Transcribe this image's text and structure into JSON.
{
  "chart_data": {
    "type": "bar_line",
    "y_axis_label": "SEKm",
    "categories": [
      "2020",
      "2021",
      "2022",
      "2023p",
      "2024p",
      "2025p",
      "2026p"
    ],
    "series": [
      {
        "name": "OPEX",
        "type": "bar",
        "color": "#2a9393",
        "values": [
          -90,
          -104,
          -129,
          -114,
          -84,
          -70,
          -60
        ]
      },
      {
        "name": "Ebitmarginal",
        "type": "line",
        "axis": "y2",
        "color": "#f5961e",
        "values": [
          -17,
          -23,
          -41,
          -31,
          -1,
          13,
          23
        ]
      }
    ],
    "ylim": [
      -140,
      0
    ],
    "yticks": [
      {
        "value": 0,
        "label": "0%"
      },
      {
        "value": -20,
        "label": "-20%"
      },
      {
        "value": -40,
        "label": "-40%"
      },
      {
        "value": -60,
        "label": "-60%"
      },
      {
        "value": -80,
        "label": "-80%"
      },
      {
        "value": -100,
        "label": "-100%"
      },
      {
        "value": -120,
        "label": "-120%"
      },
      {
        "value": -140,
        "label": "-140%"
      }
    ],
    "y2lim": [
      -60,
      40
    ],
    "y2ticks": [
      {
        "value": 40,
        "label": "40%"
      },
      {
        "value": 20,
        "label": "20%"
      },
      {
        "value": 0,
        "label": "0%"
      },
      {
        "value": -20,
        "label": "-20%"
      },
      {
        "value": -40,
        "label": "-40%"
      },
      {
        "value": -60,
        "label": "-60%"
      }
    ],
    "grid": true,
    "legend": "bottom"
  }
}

---

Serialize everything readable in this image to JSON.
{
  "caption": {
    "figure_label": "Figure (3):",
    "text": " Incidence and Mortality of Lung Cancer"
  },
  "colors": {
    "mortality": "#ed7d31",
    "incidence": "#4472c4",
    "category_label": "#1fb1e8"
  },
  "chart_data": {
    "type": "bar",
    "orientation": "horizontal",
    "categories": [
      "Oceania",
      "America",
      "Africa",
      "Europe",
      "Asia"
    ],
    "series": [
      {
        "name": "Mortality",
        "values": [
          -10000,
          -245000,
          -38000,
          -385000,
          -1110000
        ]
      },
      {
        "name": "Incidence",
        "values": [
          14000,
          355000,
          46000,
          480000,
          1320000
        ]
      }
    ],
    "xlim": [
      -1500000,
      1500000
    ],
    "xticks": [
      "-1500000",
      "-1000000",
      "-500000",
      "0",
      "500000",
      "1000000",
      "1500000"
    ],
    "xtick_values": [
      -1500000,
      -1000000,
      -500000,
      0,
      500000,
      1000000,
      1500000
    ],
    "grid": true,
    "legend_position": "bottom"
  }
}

Challenge:
Working from the material above, state how many lines contain "bottom"; give only the number.

Response to the task:
2